(Excerpt from a dataset)
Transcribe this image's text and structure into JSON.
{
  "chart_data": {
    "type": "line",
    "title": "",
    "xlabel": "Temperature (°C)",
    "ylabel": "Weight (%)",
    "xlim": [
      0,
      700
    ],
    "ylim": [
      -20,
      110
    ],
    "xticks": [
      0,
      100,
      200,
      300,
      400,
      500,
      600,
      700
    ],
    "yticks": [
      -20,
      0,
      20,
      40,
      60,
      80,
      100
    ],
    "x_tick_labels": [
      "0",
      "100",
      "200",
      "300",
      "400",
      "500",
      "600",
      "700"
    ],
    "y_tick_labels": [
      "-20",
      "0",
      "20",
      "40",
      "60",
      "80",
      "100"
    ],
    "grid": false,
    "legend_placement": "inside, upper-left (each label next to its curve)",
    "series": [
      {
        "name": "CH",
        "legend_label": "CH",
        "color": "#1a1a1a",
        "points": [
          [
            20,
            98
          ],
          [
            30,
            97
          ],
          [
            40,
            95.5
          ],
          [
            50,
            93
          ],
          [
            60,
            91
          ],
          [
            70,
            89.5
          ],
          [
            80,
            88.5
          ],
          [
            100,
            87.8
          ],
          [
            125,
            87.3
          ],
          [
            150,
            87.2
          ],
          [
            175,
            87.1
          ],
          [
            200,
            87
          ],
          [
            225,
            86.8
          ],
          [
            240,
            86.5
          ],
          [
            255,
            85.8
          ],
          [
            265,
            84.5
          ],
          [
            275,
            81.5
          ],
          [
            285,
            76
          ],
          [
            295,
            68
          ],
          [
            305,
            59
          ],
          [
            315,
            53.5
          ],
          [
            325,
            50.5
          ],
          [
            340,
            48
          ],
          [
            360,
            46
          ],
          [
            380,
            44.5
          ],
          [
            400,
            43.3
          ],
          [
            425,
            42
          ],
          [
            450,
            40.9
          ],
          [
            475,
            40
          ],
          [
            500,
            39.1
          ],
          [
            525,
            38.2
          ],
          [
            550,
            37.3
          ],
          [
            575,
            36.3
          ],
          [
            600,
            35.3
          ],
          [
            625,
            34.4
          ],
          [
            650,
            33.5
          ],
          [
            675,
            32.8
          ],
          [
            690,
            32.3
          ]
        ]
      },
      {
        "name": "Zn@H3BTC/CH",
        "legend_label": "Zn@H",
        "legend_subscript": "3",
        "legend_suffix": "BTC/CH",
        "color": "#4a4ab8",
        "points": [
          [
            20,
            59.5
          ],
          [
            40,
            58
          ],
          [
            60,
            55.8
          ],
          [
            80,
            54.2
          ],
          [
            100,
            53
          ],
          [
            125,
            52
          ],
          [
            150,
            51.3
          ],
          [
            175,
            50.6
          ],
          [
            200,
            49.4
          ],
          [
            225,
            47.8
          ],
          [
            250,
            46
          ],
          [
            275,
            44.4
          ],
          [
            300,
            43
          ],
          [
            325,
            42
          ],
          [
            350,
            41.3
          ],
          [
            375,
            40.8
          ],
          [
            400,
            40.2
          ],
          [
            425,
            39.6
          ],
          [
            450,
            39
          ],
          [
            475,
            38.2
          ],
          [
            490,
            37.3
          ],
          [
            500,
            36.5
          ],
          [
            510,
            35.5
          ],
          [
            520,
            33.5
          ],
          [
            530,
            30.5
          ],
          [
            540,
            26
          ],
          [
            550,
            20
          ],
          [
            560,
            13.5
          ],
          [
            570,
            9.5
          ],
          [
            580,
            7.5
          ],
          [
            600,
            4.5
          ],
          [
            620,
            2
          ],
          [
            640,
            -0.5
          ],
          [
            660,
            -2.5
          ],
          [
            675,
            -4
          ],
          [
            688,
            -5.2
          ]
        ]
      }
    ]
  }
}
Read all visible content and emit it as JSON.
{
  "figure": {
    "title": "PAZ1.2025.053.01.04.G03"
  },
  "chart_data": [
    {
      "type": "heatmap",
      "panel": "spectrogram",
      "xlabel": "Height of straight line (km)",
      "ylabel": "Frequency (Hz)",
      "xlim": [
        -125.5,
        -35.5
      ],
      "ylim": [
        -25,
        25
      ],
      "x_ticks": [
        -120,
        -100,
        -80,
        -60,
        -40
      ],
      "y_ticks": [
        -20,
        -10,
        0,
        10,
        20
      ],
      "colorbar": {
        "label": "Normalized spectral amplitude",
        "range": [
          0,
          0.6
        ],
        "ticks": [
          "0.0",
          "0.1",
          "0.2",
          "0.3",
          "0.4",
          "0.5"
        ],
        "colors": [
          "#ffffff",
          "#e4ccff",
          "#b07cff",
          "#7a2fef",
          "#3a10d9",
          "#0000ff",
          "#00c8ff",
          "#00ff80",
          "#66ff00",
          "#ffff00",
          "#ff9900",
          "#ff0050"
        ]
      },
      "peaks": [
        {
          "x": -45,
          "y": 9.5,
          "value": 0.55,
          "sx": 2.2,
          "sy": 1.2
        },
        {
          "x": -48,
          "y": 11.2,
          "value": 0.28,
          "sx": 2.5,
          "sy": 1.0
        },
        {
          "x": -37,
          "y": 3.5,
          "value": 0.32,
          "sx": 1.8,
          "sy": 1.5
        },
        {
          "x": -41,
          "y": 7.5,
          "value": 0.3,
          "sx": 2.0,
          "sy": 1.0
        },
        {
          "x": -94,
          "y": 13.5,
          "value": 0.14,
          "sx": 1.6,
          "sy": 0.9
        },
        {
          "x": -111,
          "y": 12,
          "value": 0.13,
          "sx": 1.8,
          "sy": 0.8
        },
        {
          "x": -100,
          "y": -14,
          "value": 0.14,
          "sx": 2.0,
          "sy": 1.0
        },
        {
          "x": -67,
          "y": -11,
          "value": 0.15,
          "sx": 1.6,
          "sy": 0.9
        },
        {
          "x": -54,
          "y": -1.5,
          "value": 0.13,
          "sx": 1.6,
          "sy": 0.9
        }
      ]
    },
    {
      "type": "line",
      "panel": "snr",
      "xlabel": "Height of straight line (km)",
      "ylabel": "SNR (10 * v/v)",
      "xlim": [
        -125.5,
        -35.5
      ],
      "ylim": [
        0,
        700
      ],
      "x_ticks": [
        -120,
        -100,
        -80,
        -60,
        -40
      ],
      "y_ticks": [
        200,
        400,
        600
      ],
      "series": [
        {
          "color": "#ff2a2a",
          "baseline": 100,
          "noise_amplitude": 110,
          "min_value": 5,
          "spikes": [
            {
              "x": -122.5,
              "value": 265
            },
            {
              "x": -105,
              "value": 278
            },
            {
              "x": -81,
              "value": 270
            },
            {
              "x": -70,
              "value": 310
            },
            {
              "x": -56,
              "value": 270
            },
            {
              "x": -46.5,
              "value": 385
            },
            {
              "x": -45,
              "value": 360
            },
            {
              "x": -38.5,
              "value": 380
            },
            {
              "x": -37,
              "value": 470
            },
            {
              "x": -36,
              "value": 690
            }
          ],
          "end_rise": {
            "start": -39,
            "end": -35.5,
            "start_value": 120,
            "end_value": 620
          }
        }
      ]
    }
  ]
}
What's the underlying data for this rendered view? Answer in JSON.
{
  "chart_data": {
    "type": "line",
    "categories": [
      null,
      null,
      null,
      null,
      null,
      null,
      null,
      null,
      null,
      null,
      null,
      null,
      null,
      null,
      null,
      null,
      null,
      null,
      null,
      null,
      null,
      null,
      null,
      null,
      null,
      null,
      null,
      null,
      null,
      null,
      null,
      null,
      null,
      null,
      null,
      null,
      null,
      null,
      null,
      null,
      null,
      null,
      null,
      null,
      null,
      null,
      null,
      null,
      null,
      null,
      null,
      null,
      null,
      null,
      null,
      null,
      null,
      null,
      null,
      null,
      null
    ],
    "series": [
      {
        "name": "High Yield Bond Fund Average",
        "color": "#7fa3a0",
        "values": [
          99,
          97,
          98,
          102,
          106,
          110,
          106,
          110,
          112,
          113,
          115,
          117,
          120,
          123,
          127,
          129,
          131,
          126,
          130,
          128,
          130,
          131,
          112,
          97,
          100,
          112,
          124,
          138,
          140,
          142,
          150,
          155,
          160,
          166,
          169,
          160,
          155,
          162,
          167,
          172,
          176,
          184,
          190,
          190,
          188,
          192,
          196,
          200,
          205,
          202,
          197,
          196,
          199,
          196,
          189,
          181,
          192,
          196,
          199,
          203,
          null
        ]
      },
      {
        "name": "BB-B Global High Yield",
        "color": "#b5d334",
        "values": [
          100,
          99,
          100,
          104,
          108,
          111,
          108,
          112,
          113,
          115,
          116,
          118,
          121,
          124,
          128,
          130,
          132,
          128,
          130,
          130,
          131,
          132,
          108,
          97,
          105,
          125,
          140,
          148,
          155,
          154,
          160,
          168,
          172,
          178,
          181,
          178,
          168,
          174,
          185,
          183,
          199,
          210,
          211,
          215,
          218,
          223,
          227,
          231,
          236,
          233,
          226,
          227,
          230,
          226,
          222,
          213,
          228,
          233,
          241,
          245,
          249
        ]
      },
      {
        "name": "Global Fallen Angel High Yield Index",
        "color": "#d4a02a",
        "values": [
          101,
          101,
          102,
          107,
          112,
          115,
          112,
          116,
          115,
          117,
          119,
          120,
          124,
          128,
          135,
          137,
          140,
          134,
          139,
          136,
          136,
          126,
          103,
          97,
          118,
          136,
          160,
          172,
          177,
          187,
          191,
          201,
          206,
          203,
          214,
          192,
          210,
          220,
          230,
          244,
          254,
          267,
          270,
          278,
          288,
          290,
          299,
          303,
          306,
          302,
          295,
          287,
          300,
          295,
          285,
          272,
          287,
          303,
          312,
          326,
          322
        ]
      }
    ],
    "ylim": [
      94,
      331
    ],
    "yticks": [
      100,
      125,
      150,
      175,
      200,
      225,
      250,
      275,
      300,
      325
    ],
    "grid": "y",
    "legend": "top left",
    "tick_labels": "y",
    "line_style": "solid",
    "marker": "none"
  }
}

Your goal:
Count all lines of the data that include "JSON". The answer is the number alone.

Exercise answer:
3